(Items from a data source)
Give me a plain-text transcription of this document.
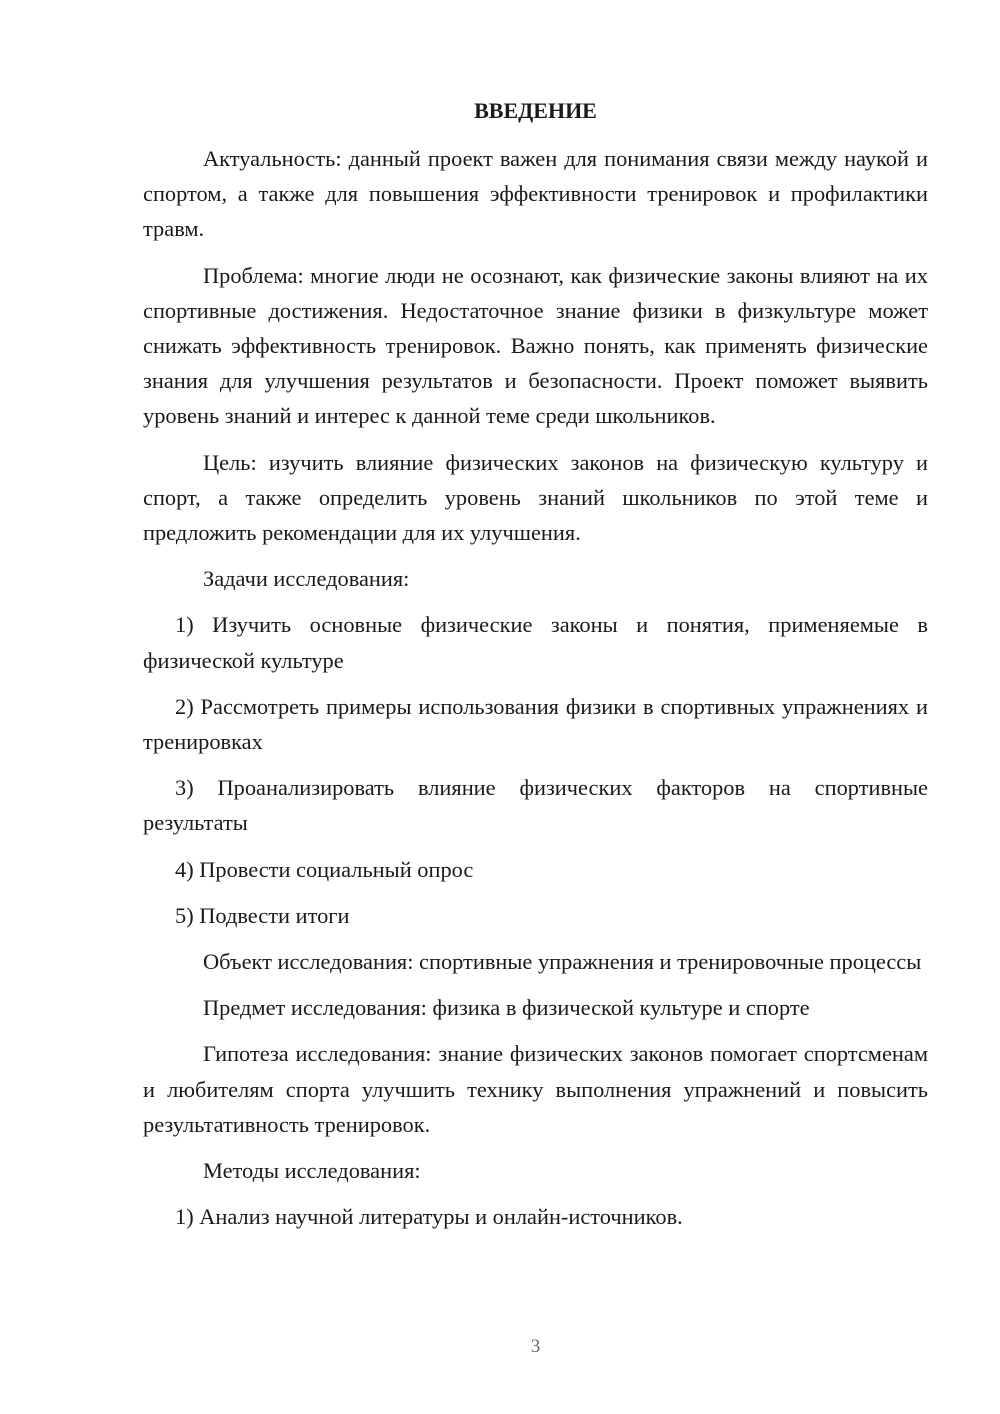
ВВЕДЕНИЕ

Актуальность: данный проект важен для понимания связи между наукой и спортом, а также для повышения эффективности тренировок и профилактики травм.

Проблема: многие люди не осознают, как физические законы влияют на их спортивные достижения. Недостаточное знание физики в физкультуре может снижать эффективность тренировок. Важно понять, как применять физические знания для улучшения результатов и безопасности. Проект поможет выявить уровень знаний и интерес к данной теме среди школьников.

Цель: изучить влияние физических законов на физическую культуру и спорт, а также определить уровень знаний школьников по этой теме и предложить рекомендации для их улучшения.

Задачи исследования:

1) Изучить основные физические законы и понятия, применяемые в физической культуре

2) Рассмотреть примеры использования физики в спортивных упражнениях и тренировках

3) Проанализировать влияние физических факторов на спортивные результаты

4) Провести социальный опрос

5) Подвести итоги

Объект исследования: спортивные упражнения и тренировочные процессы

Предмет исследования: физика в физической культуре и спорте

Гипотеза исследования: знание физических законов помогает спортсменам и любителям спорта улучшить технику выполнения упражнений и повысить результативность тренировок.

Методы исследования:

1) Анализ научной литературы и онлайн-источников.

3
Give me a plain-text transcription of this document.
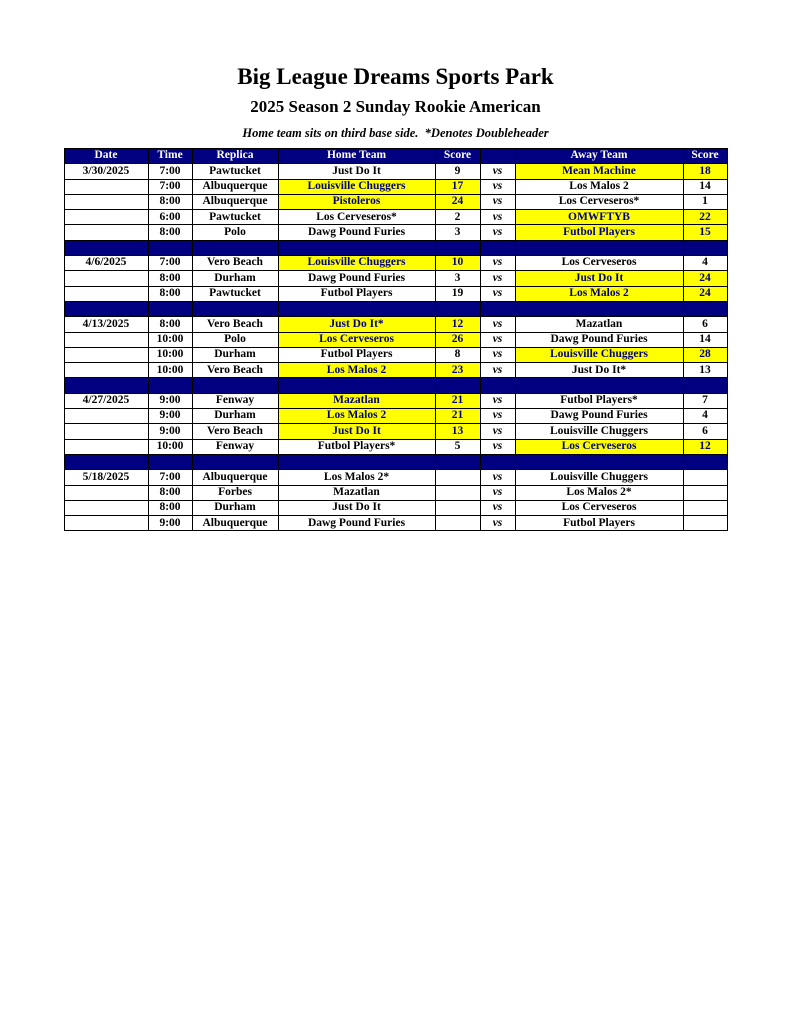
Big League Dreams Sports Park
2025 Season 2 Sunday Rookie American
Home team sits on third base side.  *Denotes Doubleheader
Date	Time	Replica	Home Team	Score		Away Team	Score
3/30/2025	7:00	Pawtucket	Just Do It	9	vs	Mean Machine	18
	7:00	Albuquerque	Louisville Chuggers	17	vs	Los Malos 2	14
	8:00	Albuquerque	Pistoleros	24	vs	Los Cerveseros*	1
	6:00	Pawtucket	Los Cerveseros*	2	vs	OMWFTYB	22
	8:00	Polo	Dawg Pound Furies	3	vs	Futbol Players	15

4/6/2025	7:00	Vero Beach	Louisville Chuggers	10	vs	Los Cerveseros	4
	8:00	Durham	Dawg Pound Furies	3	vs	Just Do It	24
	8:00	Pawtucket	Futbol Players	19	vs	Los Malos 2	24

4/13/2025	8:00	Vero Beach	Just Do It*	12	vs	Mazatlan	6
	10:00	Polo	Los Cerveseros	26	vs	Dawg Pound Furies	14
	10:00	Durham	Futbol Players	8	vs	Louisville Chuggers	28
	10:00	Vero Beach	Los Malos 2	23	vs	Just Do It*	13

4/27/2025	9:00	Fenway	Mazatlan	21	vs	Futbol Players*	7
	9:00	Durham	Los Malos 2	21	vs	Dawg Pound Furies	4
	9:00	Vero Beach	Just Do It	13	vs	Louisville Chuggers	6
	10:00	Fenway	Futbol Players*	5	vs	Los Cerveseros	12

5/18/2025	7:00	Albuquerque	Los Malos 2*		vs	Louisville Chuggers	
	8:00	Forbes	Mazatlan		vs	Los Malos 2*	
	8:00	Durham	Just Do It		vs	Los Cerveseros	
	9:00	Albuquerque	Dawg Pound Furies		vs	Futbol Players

==

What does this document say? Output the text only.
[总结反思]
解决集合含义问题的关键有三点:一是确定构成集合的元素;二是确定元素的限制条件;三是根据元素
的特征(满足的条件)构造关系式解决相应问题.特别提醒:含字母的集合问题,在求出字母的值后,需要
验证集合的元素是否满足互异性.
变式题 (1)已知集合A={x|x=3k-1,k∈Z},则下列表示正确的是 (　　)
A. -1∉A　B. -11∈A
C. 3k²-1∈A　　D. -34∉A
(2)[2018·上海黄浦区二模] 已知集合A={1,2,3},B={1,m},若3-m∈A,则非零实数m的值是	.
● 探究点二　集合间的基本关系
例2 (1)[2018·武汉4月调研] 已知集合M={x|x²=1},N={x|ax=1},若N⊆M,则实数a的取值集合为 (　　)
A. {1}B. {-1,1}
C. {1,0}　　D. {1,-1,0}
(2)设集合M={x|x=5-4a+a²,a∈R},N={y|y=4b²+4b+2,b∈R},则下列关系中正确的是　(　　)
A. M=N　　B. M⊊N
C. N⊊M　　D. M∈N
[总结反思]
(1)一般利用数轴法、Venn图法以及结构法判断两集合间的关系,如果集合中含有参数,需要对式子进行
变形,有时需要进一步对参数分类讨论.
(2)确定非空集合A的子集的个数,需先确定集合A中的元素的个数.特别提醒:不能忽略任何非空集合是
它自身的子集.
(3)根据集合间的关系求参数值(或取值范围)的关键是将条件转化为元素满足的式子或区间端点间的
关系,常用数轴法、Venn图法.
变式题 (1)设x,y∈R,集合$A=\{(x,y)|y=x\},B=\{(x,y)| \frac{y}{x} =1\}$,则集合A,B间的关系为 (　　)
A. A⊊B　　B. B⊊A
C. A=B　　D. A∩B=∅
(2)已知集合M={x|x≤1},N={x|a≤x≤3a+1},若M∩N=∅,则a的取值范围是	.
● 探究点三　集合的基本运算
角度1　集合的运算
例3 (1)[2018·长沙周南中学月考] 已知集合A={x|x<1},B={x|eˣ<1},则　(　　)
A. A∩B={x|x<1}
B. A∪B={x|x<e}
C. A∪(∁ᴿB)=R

--

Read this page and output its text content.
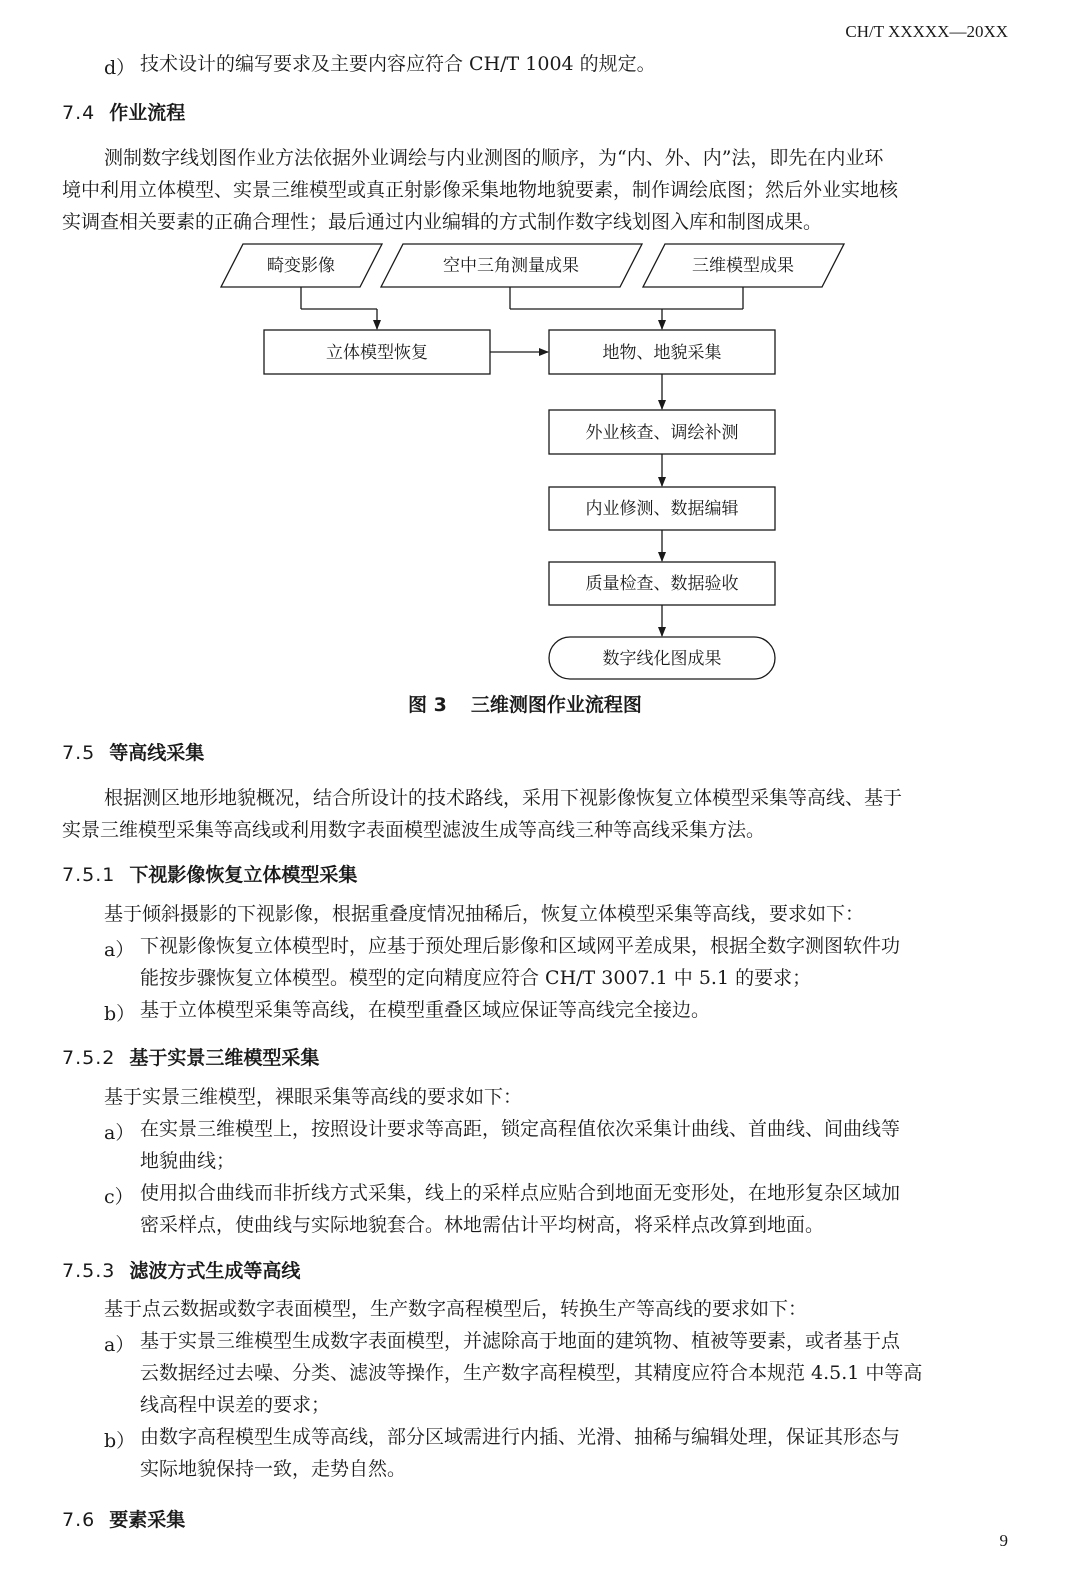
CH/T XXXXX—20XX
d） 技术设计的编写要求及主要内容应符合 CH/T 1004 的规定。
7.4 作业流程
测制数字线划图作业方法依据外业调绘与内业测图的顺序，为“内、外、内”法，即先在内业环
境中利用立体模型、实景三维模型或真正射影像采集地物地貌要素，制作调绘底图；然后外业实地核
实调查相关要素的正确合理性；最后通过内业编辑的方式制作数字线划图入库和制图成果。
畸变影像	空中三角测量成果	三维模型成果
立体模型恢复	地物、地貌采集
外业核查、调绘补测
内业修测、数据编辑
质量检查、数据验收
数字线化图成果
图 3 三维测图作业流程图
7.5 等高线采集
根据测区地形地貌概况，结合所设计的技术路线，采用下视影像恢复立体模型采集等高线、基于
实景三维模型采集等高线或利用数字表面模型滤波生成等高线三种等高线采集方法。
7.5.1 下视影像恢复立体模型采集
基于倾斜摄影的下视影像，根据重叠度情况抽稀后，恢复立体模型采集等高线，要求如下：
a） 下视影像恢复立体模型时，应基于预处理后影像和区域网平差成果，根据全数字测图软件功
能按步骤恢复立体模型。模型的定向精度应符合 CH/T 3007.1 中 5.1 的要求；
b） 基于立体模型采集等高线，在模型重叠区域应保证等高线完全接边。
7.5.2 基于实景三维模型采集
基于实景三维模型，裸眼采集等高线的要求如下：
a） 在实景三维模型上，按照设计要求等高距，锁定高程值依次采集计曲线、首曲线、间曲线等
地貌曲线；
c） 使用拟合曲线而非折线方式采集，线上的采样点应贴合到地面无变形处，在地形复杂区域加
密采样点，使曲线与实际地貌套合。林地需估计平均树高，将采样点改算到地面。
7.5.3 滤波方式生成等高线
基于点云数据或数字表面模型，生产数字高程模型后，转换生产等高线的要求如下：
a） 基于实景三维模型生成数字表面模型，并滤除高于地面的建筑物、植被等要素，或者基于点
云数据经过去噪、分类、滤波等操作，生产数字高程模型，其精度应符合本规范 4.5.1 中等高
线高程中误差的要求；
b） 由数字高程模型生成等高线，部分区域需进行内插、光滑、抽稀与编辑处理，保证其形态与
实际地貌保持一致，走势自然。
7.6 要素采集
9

### Written problem
Collect the lines of the data that carry the word "Durham".

### Response below
	8:00	Durham	Dawg Pound Furies	3	vs	Just Do It	24
	10:00	Durham	Futbol Players	8	vs	Louisville Chuggers	28
	9:00	Durham	Los Malos 2	21	vs	Dawg Pound Furies	4
	8:00	Durham	Just Do It		vs	Los Cerveseros	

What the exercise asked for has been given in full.